[Begin Records]

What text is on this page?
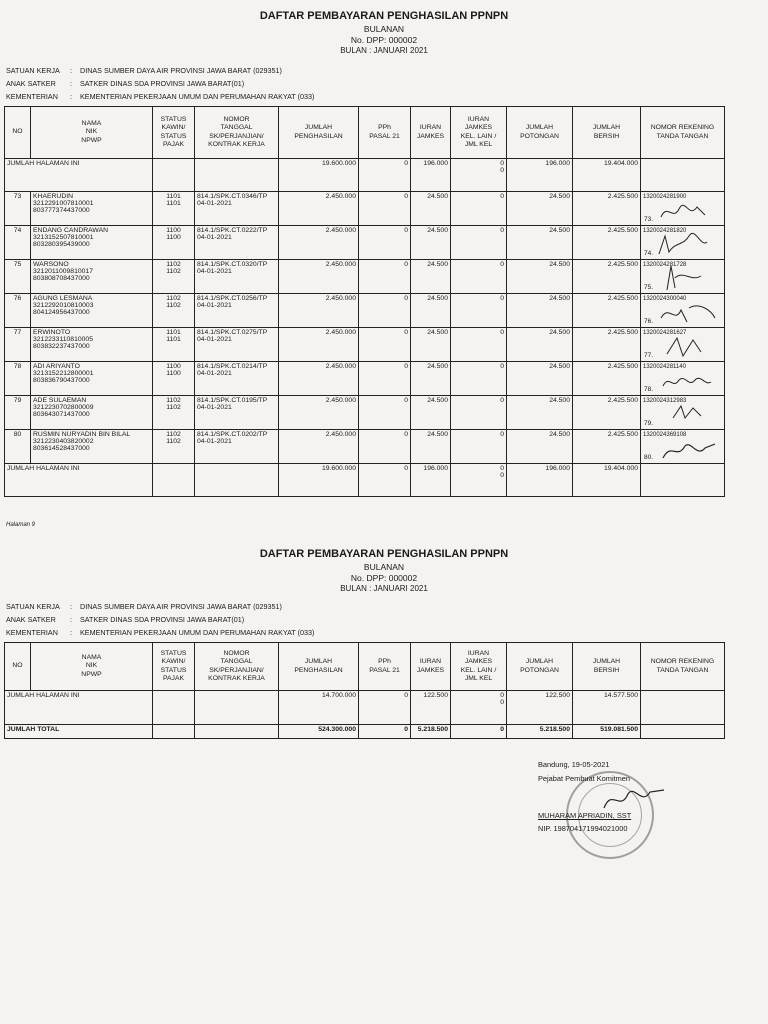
DAFTAR PEMBAYARAN PENGHASILAN PPNPN
BULANAN
No. DPP: 000002
BULAN : JANUARI 2021
SATUAN KERJA : DINAS SUMBER DAYA AIR PROVINSI JAWA BARAT (029351)
ANAK SATKER : SATKER DINAS SDA PROVINSI JAWA BARAT(01)
KEMENTERIAN : KEMENTERIAN PEKERJAAN UMUM DAN PERUMAHAN RAKYAT (033)
NO	NAMA
NIK
NPWP	STATUS
KAWIN/
STATUS
PAJAK	NOMOR
TANGGAL
SK/PERJANJIAN/
KONTRAK KERJA	JUMLAH
PENGHASILAN	PPh
PASAL 21	IURAN
JAMKES	IURAN
JAMKES
KEL. LAIN /
JML KEL	JUMLAH
POTONGAN	JUMLAH
BERSIH	NOMOR REKENING
TANDA TANGAN

JUMLAH HALAMAN INI				19.600.000	0	196.000	0
0	196.000	19.404.000	
73	KHAERUDIN
3212291007810001
803777374437000	1101
1101	814.1/SPK.CT.0346/TP
04-01-2021	2.450.000	0	24.500	0	24.500	2.425.500	1320024281900
73.

74	ENDANG CANDRAWAN
3213152507810001
803280395439000	1100
1100	814.1/SPK.CT.0222/TP
04-01-2021	2.450.000	0	24.500	0	24.500	2.425.500	1320024281820
74.

75	WARSONO
3212011009810017
803808708437000	1102
1102	814.1/SPK.CT.0320/TP
04-01-2021	2.450.000	0	24.500	0	24.500	2.425.500	1320024281728
75.

76	AGUNG LESMANA
3212292010810003
804124956437000	1102
1102	814.1/SPK.CT.0256/TP
04-01-2021	2.450.000	0	24.500	0	24.500	2.425.500	1320024300040
76.

77	ERWINOTO
3212233110810005
803832237437000	1101
1101	814.1/SPK.CT.0275/TP
04-01-2021	2.450.000	0	24.500	0	24.500	2.425.500	1320024281627
77.

78	ADI ARIYANTO
3213152212800001
803836790437000	1100
1100	814.1/SPK.CT.0214/TP
04-01-2021	2.450.000	0	24.500	0	24.500	2.425.500	1320024281140
78.

79	ADE SULAEMAN
3212230702800009
803643071437000	1102
1102	814.1/SPK.CT.0195/TP
04-01-2021	2.450.000	0	24.500	0	24.500	2.425.500	1320024312983
79.

80	RUSMIN NURYADIN BIN BILAL
3212230403820002
803614528437000	1102
1102	814.1/SPK.CT.0202/TP
04-01-2021	2.450.000	0	24.500	0	24.500	2.425.500	1320024369108
80.

JUMLAH HALAMAN INI				19.600.000	0	196.000	0
0	196.000	19.404.000	
Halaman 9
DAFTAR PEMBAYARAN PENGHASILAN PPNPN
BULANAN
No. DPP: 000002
BULAN : JANUARI 2021
SATUAN KERJA : DINAS SUMBER DAYA AIR PROVINSI JAWA BARAT (029351)
ANAK SATKER : SATKER DINAS SDA PROVINSI JAWA BARAT(01)
KEMENTERIAN : KEMENTERIAN PEKERJAAN UMUM DAN PERUMAHAN RAKYAT (033)
NO	NAMA
NIK
NPWP	STATUS
KAWIN/
STATUS
PAJAK	NOMOR
TANGGAL
SK/PERJANJIAN/
KONTRAK KERJA	JUMLAH
PENGHASILAN	PPh
PASAL 21	IURAN
JAMKES	IURAN
JAMKES
KEL. LAIN /
JML KEL	JUMLAH
POTONGAN	JUMLAH
BERSIH	NOMOR REKENING
TANDA TANGAN

JUMLAH HALAMAN INI				14.700.000	0	122.500	0
0	122.500	14.577.500	
JUMLAH TOTAL				524.300.000	0	5.218.500	0	5.218.500	519.081.500	
Bandung, 19-05-2021
Pejabat Pembuat Komitmen
MUHARAM APRIADIN, SST
NIP. 198704171994021000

[End Records]

The problem =>
Print the records word for word and exclude any picture they hold.

Solution to the problem =>
What text is on this page?
DAFTAR PEMBAYARAN PENGHASILAN PPNPN
BULANAN
No. DPP: 000002
BULAN : JANUARI 2021
SATUAN KERJA : DINAS SUMBER DAYA AIR PROVINSI JAWA BARAT (029351)
ANAK SATKER : SATKER DINAS SDA PROVINSI JAWA BARAT(01)
KEMENTERIAN : KEMENTERIAN PEKERJAAN UMUM DAN PERUMAHAN RAKYAT (033)
NO	NAMA
NIK
NPWP	STATUS
KAWIN/
STATUS
PAJAK	NOMOR
TANGGAL
SK/PERJANJIAN/
KONTRAK KERJA	JUMLAH
PENGHASILAN	PPh
PASAL 21	IURAN
JAMKES	IURAN
JAMKES
KEL. LAIN /
JML KEL	JUMLAH
POTONGAN	JUMLAH
BERSIH	NOMOR REKENING
TANDA TANGAN

JUMLAH HALAMAN INI				19.600.000	0	196.000	0
0	196.000	19.404.000	
73	KHAERUDIN
3212291007810001
803777374437000	1101
1101	814.1/SPK.CT.0346/TP
04-01-2021	2.450.000	0	24.500	0	24.500	2.425.500	1320024281900
73.

74	ENDANG CANDRAWAN
3213152507810001
803280395439000	1100
1100	814.1/SPK.CT.0222/TP
04-01-2021	2.450.000	0	24.500	0	24.500	2.425.500	1320024281820
74.

75	WARSONO
3212011009810017
803808708437000	1102
1102	814.1/SPK.CT.0320/TP
04-01-2021	2.450.000	0	24.500	0	24.500	2.425.500	1320024281728
75.

76	AGUNG LESMANA
3212292010810003
804124956437000	1102
1102	814.1/SPK.CT.0256/TP
04-01-2021	2.450.000	0	24.500	0	24.500	2.425.500	1320024300040
76.

77	ERWINOTO
3212233110810005
803832237437000	1101
1101	814.1/SPK.CT.0275/TP
04-01-2021	2.450.000	0	24.500	0	24.500	2.425.500	1320024281627
77.

78	ADI ARIYANTO
3213152212800001
803836790437000	1100
1100	814.1/SPK.CT.0214/TP
04-01-2021	2.450.000	0	24.500	0	24.500	2.425.500	1320024281140
78.

79	ADE SULAEMAN
3212230702800009
803643071437000	1102
1102	814.1/SPK.CT.0195/TP
04-01-2021	2.450.000	0	24.500	0	24.500	2.425.500	1320024312983
79.

80	RUSMIN NURYADIN BIN BILAL
3212230403820002
803614528437000	1102
1102	814.1/SPK.CT.0202/TP
04-01-2021	2.450.000	0	24.500	0	24.500	2.425.500	1320024369108
80.

JUMLAH HALAMAN INI				19.600.000	0	196.000	0
0	196.000	19.404.000	
Halaman 9
DAFTAR PEMBAYARAN PENGHASILAN PPNPN
BULANAN
No. DPP: 000002
BULAN : JANUARI 2021
SATUAN KERJA : DINAS SUMBER DAYA AIR PROVINSI JAWA BARAT (029351)
ANAK SATKER : SATKER DINAS SDA PROVINSI JAWA BARAT(01)
KEMENTERIAN : KEMENTERIAN PEKERJAAN UMUM DAN PERUMAHAN RAKYAT (033)
NO	NAMA
NIK
NPWP	STATUS
KAWIN/
STATUS
PAJAK	NOMOR
TANGGAL
SK/PERJANJIAN/
KONTRAK KERJA	JUMLAH
PENGHASILAN	PPh
PASAL 21	IURAN
JAMKES	IURAN
JAMKES
KEL. LAIN /
JML KEL	JUMLAH
POTONGAN	JUMLAH
BERSIH	NOMOR REKENING
TANDA TANGAN

JUMLAH HALAMAN INI				14.700.000	0	122.500	0
0	122.500	14.577.500	
JUMLAH TOTAL				524.300.000	0	5.218.500	0	5.218.500	519.081.500	
Bandung, 19-05-2021
Pejabat Pembuat Komitmen
MUHARAM APRIADIN, SST
NIP. 198704171994021000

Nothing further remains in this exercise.